# Stated task:
Scan the material for the word "JSON", and copy each line where it shows up.

# Source material:
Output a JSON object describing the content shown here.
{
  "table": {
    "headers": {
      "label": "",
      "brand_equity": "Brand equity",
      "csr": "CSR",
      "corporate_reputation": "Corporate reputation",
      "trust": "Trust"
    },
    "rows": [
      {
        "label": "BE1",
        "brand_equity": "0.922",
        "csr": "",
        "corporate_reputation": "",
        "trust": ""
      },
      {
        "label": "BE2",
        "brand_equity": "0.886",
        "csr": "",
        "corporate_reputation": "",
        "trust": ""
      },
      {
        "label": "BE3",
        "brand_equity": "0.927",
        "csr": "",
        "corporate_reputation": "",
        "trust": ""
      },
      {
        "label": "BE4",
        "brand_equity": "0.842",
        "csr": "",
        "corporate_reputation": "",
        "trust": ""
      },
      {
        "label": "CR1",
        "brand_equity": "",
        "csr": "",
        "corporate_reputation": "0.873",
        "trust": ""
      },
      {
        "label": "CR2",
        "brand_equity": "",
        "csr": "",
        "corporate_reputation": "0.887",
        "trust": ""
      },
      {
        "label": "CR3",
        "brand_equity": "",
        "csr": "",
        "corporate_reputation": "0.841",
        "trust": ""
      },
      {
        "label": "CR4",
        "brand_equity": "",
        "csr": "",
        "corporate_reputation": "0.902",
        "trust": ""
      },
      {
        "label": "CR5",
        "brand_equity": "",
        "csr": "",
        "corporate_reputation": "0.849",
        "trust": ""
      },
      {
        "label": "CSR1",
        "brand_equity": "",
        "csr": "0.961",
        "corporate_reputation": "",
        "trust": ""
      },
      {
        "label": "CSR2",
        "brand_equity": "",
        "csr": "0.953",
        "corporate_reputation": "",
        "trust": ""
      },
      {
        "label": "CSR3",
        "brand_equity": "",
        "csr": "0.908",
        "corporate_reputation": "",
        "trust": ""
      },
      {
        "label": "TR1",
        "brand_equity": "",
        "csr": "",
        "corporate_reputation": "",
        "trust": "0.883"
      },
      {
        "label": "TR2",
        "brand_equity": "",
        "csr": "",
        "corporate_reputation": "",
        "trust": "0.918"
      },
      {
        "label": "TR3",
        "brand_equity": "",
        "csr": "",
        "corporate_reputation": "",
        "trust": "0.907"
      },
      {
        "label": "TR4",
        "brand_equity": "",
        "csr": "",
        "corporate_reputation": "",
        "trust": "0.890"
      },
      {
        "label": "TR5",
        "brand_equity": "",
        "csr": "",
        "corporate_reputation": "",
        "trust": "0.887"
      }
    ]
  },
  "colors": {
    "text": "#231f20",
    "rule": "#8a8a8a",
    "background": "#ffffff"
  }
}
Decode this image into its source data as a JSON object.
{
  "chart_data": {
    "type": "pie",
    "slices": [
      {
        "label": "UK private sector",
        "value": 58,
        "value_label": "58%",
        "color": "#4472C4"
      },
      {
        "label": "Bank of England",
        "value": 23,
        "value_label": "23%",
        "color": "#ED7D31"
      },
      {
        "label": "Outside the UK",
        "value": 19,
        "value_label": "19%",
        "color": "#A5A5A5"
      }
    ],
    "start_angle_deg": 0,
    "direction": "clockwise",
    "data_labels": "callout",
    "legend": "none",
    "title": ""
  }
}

# Response to the task:
Output a JSON object describing the content shown here.
Decode this image into its source data as a JSON object.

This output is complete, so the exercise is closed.